▶ Work to be completed
Return all of the entries exactly as written.

(Recorded data)
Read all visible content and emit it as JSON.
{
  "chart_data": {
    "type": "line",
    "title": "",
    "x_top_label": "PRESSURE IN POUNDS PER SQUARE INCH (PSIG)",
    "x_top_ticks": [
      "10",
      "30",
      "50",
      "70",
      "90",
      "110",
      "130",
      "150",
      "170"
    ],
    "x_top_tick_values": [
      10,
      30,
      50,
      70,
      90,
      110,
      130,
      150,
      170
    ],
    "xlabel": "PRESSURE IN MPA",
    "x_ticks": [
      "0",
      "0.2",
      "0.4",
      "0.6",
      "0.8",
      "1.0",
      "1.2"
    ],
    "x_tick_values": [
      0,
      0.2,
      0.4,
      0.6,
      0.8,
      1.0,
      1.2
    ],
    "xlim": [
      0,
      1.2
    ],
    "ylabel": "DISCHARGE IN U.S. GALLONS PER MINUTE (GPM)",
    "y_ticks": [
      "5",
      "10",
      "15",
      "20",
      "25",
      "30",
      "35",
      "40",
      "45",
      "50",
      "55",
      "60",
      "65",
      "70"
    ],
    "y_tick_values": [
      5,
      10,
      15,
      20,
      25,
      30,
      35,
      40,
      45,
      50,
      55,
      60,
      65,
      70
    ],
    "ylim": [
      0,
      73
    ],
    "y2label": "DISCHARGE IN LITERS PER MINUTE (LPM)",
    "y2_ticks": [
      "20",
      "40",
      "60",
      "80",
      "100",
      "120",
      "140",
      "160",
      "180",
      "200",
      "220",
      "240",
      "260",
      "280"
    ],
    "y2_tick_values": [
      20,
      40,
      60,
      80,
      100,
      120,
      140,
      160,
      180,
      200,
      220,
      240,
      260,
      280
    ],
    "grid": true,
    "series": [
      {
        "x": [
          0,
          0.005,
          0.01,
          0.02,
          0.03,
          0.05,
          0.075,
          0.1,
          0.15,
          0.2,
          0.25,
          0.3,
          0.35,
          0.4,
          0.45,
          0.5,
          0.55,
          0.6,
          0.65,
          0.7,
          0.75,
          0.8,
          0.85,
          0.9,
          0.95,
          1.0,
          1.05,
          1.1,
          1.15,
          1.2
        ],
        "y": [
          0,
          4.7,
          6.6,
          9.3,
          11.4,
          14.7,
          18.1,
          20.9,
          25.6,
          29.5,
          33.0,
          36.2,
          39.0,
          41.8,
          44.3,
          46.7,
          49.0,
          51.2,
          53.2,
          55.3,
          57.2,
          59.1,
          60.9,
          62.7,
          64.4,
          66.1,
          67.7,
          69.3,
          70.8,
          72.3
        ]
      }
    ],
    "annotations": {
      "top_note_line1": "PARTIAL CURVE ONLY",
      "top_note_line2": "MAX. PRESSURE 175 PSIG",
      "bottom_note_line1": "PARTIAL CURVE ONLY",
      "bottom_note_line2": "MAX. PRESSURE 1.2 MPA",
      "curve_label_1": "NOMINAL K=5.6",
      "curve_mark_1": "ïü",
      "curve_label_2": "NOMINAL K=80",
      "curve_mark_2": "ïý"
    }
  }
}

▶ Solution to the exercise
Read all visible content and emit it as JSON.
{
  "chart_data": {
    "type": "line",
    "title": "",
    "x_top_label": "PRESSURE IN POUNDS PER SQUARE INCH (PSIG)",
    "x_top_ticks": [
      "10",
      "30",
      "50",
      "70",
      "90",
      "110",
      "130",
      "150",
      "170"
    ],
    "x_top_tick_values": [
      10,
      30,
      50,
      70,
      90,
      110,
      130,
      150,
      170
    ],
    "xlabel": "PRESSURE IN MPA",
    "x_ticks": [
      "0",
      "0.2",
      "0.4",
      "0.6",
      "0.8",
      "1.0",
      "1.2"
    ],
    "x_tick_values": [
      0,
      0.2,
      0.4,
      0.6,
      0.8,
      1.0,
      1.2
    ],
    "xlim": [
      0,
      1.2
    ],
    "ylabel": "DISCHARGE IN U.S. GALLONS PER MINUTE (GPM)",
    "y_ticks": [
      "5",
      "10",
      "15",
      "20",
      "25",
      "30",
      "35",
      "40",
      "45",
      "50",
      "55",
      "60",
      "65",
      "70"
    ],
    "y_tick_values": [
      5,
      10,
      15,
      20,
      25,
      30,
      35,
      40,
      45,
      50,
      55,
      60,
      65,
      70
    ],
    "ylim": [
      0,
      73
    ],
    "y2label": "DISCHARGE IN LITERS PER MINUTE (LPM)",
    "y2_ticks": [
      "20",
      "40",
      "60",
      "80",
      "100",
      "120",
      "140",
      "160",
      "180",
      "200",
      "220",
      "240",
      "260",
      "280"
    ],
    "y2_tick_values": [
      20,
      40,
      60,
      80,
      100,
      120,
      140,
      160,
      180,
      200,
      220,
      240,
      260,
      280
    ],
    "grid": true,
    "series": [
      {
        "x": [
          0,
          0.005,
          0.01,
          0.02,
          0.03,
          0.05,
          0.075,
          0.1,
          0.15,
          0.2,
          0.25,
          0.3,
          0.35,
          0.4,
          0.45,
          0.5,
          0.55,
          0.6,
          0.65,
          0.7,
          0.75,
          0.8,
          0.85,
          0.9,
          0.95,
          1.0,
          1.05,
          1.1,
          1.15,
          1.2
        ],
        "y": [
          0,
          4.7,
          6.6,
          9.3,
          11.4,
          14.7,
          18.1,
          20.9,
          25.6,
          29.5,
          33.0,
          36.2,
          39.0,
          41.8,
          44.3,
          46.7,
          49.0,
          51.2,
          53.2,
          55.3,
          57.2,
          59.1,
          60.9,
          62.7,
          64.4,
          66.1,
          67.7,
          69.3,
          70.8,
          72.3
        ]
      }
    ],
    "annotations": {
      "top_note_line1": "PARTIAL CURVE ONLY",
      "top_note_line2": "MAX. PRESSURE 175 PSIG",
      "bottom_note_line1": "PARTIAL CURVE ONLY",
      "bottom_note_line2": "MAX. PRESSURE 1.2 MPA",
      "curve_label_1": "NOMINAL K=5.6",
      "curve_mark_1": "ïü",
      "curve_label_2": "NOMINAL K=80",
      "curve_mark_2": "ïý"
    }
  }
}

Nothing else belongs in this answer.